> [TASK TO CARRY OUT]: Take each line containing the word "accuracy" and copy it.

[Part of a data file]
------
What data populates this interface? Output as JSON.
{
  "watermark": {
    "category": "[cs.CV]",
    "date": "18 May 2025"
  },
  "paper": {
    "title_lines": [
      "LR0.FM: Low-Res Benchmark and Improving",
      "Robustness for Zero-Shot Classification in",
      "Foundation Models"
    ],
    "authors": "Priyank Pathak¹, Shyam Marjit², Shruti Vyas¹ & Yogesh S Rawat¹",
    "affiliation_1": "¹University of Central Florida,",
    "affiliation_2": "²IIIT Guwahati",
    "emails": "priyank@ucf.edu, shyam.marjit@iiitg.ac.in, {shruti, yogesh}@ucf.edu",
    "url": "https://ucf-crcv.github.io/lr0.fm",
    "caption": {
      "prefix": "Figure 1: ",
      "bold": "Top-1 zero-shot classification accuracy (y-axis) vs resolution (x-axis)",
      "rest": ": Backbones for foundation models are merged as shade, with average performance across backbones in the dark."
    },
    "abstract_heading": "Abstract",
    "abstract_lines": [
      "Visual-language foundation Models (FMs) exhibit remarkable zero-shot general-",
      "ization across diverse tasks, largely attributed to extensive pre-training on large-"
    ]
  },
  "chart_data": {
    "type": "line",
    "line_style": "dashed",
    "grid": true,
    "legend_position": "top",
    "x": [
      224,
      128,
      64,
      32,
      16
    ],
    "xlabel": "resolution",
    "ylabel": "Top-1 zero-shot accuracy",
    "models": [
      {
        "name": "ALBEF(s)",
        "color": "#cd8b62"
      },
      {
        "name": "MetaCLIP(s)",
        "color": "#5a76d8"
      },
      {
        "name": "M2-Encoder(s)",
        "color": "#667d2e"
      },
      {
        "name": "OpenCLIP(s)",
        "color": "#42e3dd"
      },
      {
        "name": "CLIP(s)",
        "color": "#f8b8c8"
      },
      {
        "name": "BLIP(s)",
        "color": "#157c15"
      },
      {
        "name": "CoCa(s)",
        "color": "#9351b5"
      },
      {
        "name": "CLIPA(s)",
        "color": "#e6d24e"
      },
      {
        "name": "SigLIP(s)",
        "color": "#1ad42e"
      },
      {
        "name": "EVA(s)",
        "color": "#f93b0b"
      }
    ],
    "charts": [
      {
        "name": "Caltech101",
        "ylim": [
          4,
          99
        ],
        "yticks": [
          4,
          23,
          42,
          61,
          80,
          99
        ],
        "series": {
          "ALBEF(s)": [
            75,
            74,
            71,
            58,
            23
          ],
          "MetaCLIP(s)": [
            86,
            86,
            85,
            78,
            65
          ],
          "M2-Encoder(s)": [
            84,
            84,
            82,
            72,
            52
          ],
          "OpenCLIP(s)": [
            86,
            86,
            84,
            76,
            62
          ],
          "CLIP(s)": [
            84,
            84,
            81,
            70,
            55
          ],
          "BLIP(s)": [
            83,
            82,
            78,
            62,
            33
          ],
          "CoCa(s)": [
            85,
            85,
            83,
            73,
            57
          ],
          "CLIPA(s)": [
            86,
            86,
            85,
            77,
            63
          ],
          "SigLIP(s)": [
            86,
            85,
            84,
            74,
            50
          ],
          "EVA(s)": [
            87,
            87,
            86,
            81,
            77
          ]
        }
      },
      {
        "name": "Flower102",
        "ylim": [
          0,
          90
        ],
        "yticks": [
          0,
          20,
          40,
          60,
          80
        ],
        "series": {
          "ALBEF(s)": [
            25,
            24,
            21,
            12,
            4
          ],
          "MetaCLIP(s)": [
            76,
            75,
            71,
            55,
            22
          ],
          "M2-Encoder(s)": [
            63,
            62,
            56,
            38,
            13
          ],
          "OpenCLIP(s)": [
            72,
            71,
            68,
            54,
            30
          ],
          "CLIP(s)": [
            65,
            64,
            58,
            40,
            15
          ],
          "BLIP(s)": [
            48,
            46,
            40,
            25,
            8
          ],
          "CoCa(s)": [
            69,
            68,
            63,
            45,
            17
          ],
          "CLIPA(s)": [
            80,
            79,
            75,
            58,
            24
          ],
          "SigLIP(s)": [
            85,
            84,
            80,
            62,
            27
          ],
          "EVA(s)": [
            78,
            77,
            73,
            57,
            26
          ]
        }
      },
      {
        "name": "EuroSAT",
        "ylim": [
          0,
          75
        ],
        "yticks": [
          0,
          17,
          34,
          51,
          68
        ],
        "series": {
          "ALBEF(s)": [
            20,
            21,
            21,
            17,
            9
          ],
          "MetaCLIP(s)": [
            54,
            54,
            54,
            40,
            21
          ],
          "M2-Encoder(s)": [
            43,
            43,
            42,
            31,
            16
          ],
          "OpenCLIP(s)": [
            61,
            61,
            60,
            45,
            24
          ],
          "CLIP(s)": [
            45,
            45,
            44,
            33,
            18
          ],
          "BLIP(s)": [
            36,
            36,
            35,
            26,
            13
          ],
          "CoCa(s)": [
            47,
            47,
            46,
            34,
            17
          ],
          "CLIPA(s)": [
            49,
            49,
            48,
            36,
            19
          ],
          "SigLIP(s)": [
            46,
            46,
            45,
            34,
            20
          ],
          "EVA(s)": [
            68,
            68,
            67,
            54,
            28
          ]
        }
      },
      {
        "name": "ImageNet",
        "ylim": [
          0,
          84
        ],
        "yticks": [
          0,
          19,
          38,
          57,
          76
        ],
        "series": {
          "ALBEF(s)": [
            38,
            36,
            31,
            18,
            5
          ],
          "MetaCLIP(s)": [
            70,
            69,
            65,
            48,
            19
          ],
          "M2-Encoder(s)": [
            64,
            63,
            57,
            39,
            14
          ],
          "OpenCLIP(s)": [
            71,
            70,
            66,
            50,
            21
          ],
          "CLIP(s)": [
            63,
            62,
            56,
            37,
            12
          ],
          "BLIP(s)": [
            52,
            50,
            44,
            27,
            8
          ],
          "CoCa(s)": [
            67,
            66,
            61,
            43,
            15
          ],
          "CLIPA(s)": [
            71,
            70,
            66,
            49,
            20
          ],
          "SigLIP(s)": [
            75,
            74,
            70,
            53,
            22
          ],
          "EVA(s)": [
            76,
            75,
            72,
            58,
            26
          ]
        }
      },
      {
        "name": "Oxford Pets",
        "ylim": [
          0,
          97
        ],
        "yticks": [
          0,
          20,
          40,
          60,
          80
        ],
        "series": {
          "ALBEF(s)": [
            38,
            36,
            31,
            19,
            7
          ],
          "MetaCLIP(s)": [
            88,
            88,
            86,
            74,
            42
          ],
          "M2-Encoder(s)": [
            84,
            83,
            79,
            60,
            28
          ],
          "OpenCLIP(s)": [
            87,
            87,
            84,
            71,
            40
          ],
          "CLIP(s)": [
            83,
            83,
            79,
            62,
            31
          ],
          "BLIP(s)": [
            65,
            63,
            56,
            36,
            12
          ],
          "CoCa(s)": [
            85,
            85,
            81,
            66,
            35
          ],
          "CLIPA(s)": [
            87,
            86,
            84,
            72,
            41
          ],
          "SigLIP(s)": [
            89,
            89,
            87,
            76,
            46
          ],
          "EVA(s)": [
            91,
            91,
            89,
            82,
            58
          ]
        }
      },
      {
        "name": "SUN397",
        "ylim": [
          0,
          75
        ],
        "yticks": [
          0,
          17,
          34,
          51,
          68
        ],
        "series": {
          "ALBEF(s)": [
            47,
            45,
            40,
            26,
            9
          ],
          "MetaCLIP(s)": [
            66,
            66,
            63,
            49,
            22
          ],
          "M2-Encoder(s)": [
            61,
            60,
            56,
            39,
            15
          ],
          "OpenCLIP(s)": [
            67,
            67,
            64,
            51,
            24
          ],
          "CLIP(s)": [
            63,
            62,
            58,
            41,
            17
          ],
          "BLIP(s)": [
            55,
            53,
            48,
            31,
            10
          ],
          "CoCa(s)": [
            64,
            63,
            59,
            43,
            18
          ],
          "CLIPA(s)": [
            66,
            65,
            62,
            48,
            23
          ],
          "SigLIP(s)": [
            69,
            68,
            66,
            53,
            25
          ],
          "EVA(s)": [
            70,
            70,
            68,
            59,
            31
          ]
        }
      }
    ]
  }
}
------
> [SOLVED EXERCISE]:
      "bold": "Top-1 zero-shot classification accuracy (y-axis) vs resolution (x-axis)",
    "ylabel": "Top-1 zero-shot accuracy",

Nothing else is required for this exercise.